▶ **DATA TO USE**:
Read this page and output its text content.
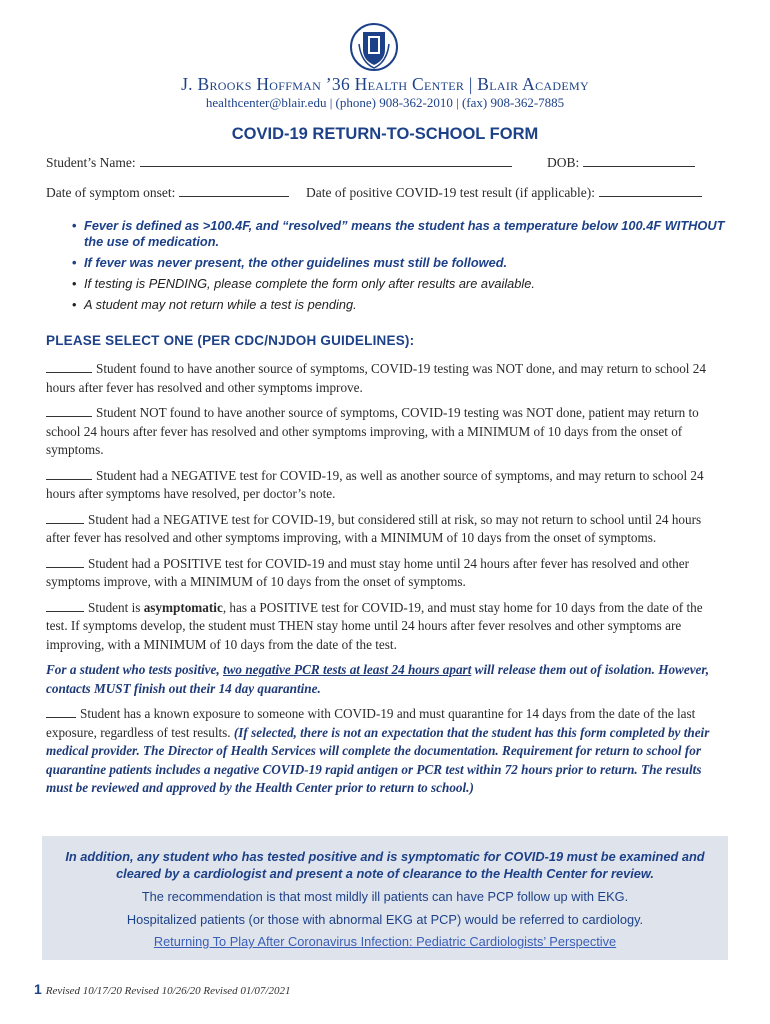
J. Brooks Hoffman ’36 Health Center | Blair Academy
healthcenter@blair.edu | (phone) 908-362-2010 | (fax) 908-362-7885
COVID-19 RETURN-TO-SCHOOL FORM
Student’s Name:	DOB:
Date of symptom onset:	Date of positive COVID-19 test result (if applicable):
• Fever is defined as >100.4F, and “resolved” means the student has a temperature below 100.4F WITHOUT the use of medication.
• If fever was never present, the other guidelines must still be followed.
• If testing is PENDING, please complete the form only after results are available.
• A student may not return while a test is pending.
PLEASE SELECT ONE (PER CDC/NJDOH GUIDELINES):

Student found to have another source of symptoms, COVID-19 testing was NOT done, and may return to school 24 hours after fever has resolved and other symptoms improve.

Student NOT found to have another source of symptoms, COVID-19 testing was NOT done, patient may return to school 24 hours after fever has resolved and other symptoms improving, with a MINIMUM of 10 days from the onset of symptoms.

Student had a NEGATIVE test for COVID-19, as well as another source of symptoms, and may return to school 24 hours after symptoms have resolved, per doctor’s note.

Student had a NEGATIVE test for COVID-19, but considered still at risk, so may not return to school until 24 hours after fever has resolved and other symptoms improving, with a MINIMUM of 10 days from the onset of symptoms.

Student had a POSITIVE test for COVID-19 and must stay home until 24 hours after fever has resolved and other symptoms improve, with a MINIMUM of 10 days from the onset of symptoms.

Student is asymptomatic, has a POSITIVE test for COVID-19, and must stay home for 10 days from the date of the test. If symptoms develop, the student must THEN stay home until 24 hours after fever resolves and other symptoms are improving, with a MINIMUM of 10 days from the date of the test.

For a student who tests positive, two negative PCR tests at least 24 hours apart will release them out of isolation. However, contacts MUST finish out their 14 day quarantine.

Student has a known exposure to someone with COVID-19 and must quarantine for 14 days from the date of the last exposure, regardless of test results. (If selected, there is not an expectation that the student has this form completed by their medical provider. The Director of Health Services will complete the documentation. Requirement for return to school for quarantine patients includes a negative COVID-19 rapid antigen or PCR test within 72 hours prior to return. The results must be reviewed and approved by the Health Center prior to return to school.)

In addition, any student who has tested positive and is symptomatic for COVID-19 must be examined and cleared by a cardiologist and present a note of clearance to the Health Center for review.
The recommendation is that most mildly ill patients can have PCP follow up with EKG.
Hospitalized patients (or those with abnormal EKG at PCP) would be referred to cardiology.
Returning To Play After Coronavirus Infection: Pediatric Cardiologists’ Perspective
1 Revised 10/17/20 Revised 10/26/20 Revised 01/07/2021
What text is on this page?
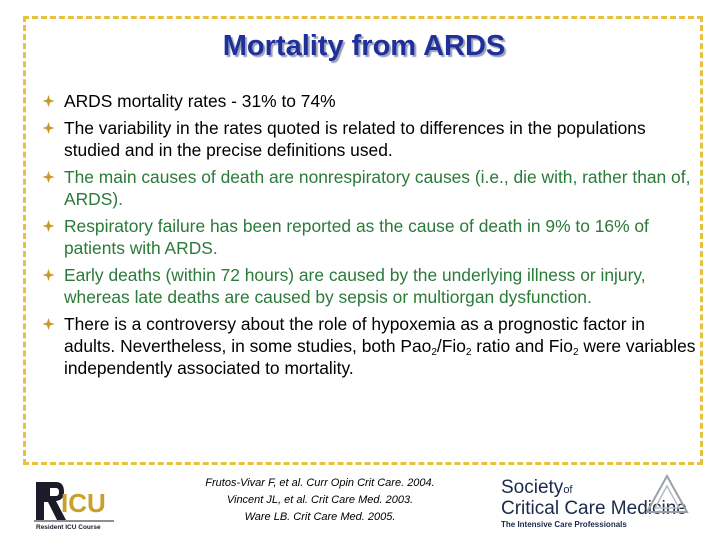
Mortality from ARDS
ARDS mortality rates - 31% to 74%
The variability in the rates quoted is related to differences in the populations studied and in the precise definitions used.
The main causes of death are nonrespiratory causes (i.e., die with, rather than of, ARDS).
Respiratory failure has been reported as the cause of death in 9% to 16% of patients with ARDS.
Early deaths (within 72 hours) are caused by the underlying illness or injury, whereas late deaths are caused by sepsis or multiorgan dysfunction.
There is a controversy about the role of hypoxemia as a prognostic factor in adults. Nevertheless, in some studies, both Pao$_2$/Fio$_2$ ratio and Fio$_2$ were variables independently associated to mortality.
Frutos-Vivar F, et al. Curr Opin Crit Care. 2004.
Vincent JL, et al. Crit Care Med. 2003.
Ware LB. Crit Care Med. 2005.
ICU
Resident ICU Course
Societyof
Critical Care Medicine
The Intensive Care Professionals
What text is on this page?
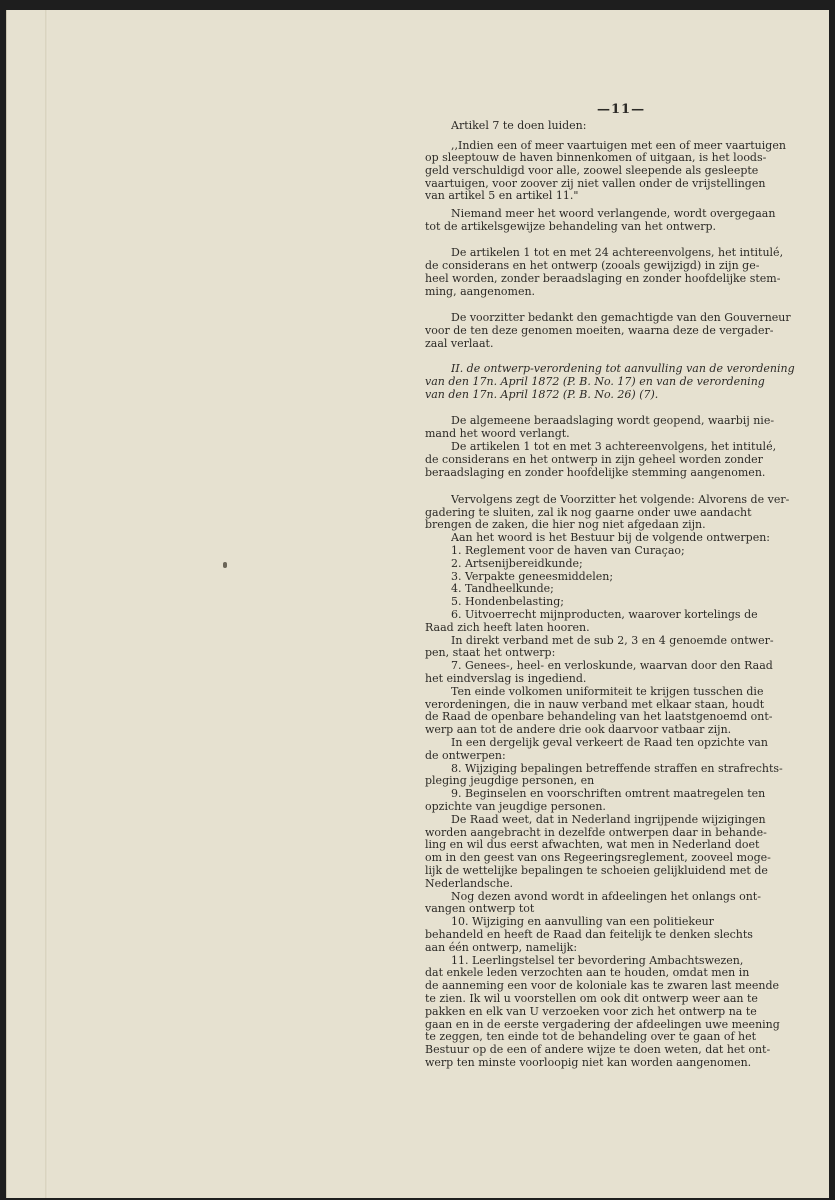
—11—
Artikel 7 te doen luiden:
,,Indien een of meer vaartuigen met een of meer vaartuigen
op sleeptouw de haven binnenkomen of uitgaan, is het loods-
geld verschuldigd voor alle, zoowel sleepende als gesleepte
vaartuigen, voor zoover zij niet vallen onder de vrijstellingen
van artikel 5 en artikel 11."
Niemand meer het woord verlangende, wordt overgegaan
tot de artikelsgewijze behandeling van het ontwerp.
De artikelen 1 tot en met 24 achtereenvolgens, het intitulé,
de considerans en het ontwerp (zooals gewijzigd) in zijn ge-
heel worden, zonder beraadslaging en zonder hoofdelijke stem-
ming, aangenomen.
De voorzitter bedankt den gemachtigde van den Gouverneur
voor de ten deze genomen moeiten, waarna deze de vergader-
zaal verlaat.
II. de ontwerp-verordening tot aanvulling van de verordening
van den 17n. April 1872 (P. B. No. 17) en van de verordening
van den 17n. April 1872 (P. B. No. 26) (7).
De algemeene beraadslaging wordt geopend, waarbij nie-
mand het woord verlangt.
De artikelen 1 tot en met 3 achtereenvolgens, het intitulé,
de considerans en het ontwerp in zijn geheel worden zonder
beraadslaging en zonder hoofdelijke stemming aangenomen.
Vervolgens zegt de Voorzitter het volgende: Alvorens de ver-
gadering te sluiten, zal ik nog gaarne onder uwe aandacht
brengen de zaken, die hier nog niet afgedaan zijn.
Aan het woord is het Bestuur bij de volgende ontwerpen:
1. Reglement voor de haven van Curaçao;
2. Artsenijbereidkunde;
3. Verpakte geneesmiddelen;
4. Tandheelkunde;
5. Hondenbelasting;
6. Uitvoerrecht mijnproducten, waarover kortelings de
Raad zich heeft laten hooren.
In direkt verband met de sub 2, 3 en 4 genoemde ontwer-
pen, staat het ontwerp:
7. Genees-, heel- en verloskunde, waarvan door den Raad
het eindverslag is ingediend.
Ten einde volkomen uniformiteit te krijgen tusschen die
verordeningen, die in nauw verband met elkaar staan, houdt
de Raad de openbare behandeling van het laatstgenoemd ont-
werp aan tot de andere drie ook daarvoor vatbaar zijn.
In een dergelijk geval verkeert de Raad ten opzichte van
de ontwerpen:
8. Wijziging bepalingen betreffende straffen en strafrechts-
pleging jeugdige personen, en
9. Beginselen en voorschriften omtrent maatregelen ten
opzichte van jeugdige personen.
De Raad weet, dat in Nederland ingrijpende wijzigingen
worden aangebracht in dezelfde ontwerpen daar in behande-
ling en wil dus eerst afwachten, wat men in Nederland doet
om in den geest van ons Regeeringsreglement, zooveel moge-
lijk de wettelijke bepalingen te schoeien gelijkluidend met de
Nederlandsche.
Nog dezen avond wordt in afdeelingen het onlangs ont-
vangen ontwerp tot
10. Wijziging en aanvulling van een politiekeur
behandeld en heeft de Raad dan feitelijk te denken slechts
aan één ontwerp, namelijk:
11. Leerlingstelsel ter bevordering Ambachtswezen,
dat enkele leden verzochten aan te houden, omdat men in
de aanneming een voor de koloniale kas te zwaren last meende
te zien. Ik wil u voorstellen om ook dit ontwerp weer aan te
pakken en elk van U verzoeken voor zich het ontwerp na te
gaan en in de eerste vergadering der afdeelingen uwe meening
te zeggen, ten einde tot de behandeling over te gaan of het
Bestuur op de een of andere wijze te doen weten, dat het ont-
werp ten minste voorloopig niet kan worden aangenomen.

▶ **EXERCISE DIRECTIONS**: Within the material above, find every line containing the word "ARDS" and copy it.

▶ **ANSWER SECTION**:
Mortality from ARDS
ARDS mortality rates - 31% to 74%
The main causes of death are nonrespiratory causes (i.e., die with, rather than of, ARDS).
Respiratory failure has been reported as the cause of death in 9% to 16% of patients with ARDS.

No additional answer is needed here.